◆ **What the exercise asks**
Set every record down verbatim and omit the pictures.

◆ **Entries taken from a collection**
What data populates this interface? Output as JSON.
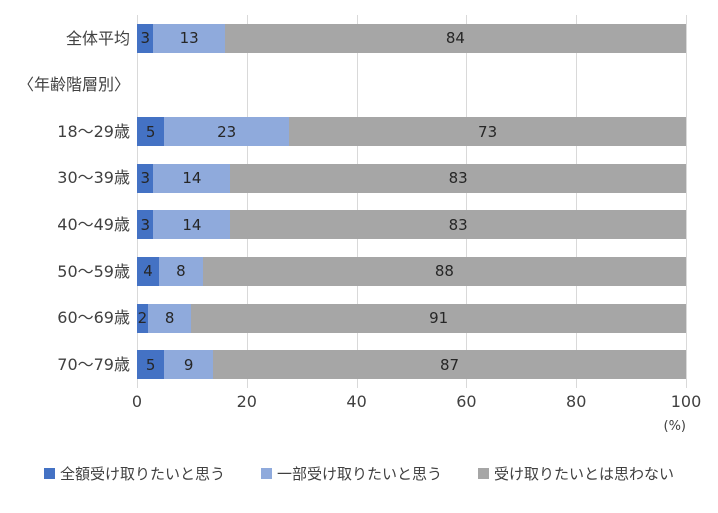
{
  "chart_data": {
    "type": "bar",
    "orientation": "horizontal-stacked",
    "title": "",
    "categories": [
      "全体平均",
      "18〜29歳",
      "30〜39歳",
      "40〜49歳",
      "50〜59歳",
      "60〜69歳",
      "70〜79歳"
    ],
    "group_label": "〈年齢階層別〉",
    "group_label_insert_after_index": 0,
    "series": [
      {
        "name": "全額受け取りたいと思う",
        "color": "#4472c4",
        "values": [
          3,
          5,
          3,
          3,
          4,
          2,
          5
        ]
      },
      {
        "name": "一部受け取りたいと思う",
        "color": "#8faadc",
        "values": [
          13,
          23,
          14,
          14,
          8,
          8,
          9
        ]
      },
      {
        "name": "受け取りたいとは思わない",
        "color": "#a6a6a6",
        "values": [
          84,
          73,
          83,
          83,
          88,
          91,
          87
        ]
      }
    ],
    "xlim": [
      0,
      100
    ],
    "xticks": [
      0,
      20,
      40,
      60,
      80,
      100
    ],
    "unit_label": "(%)",
    "grid": true,
    "gridline_color": "#d9d9d9",
    "legend_position": "bottom",
    "label_color": "#404040",
    "value_label_color": "#262626"
  }
}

◆ **Result**
What data populates this interface? Output as JSON.
{
  "chart_data": {
    "type": "bar",
    "orientation": "horizontal-stacked",
    "title": "",
    "categories": [
      "全体平均",
      "18〜29歳",
      "30〜39歳",
      "40〜49歳",
      "50〜59歳",
      "60〜69歳",
      "70〜79歳"
    ],
    "group_label": "〈年齢階層別〉",
    "group_label_insert_after_index": 0,
    "series": [
      {
        "name": "全額受け取りたいと思う",
        "color": "#4472c4",
        "values": [
          3,
          5,
          3,
          3,
          4,
          2,
          5
        ]
      },
      {
        "name": "一部受け取りたいと思う",
        "color": "#8faadc",
        "values": [
          13,
          23,
          14,
          14,
          8,
          8,
          9
        ]
      },
      {
        "name": "受け取りたいとは思わない",
        "color": "#a6a6a6",
        "values": [
          84,
          73,
          83,
          83,
          88,
          91,
          87
        ]
      }
    ],
    "xlim": [
      0,
      100
    ],
    "xticks": [
      0,
      20,
      40,
      60,
      80,
      100
    ],
    "unit_label": "(%)",
    "grid": true,
    "gridline_color": "#d9d9d9",
    "legend_position": "bottom",
    "label_color": "#404040",
    "value_label_color": "#262626"
  }
}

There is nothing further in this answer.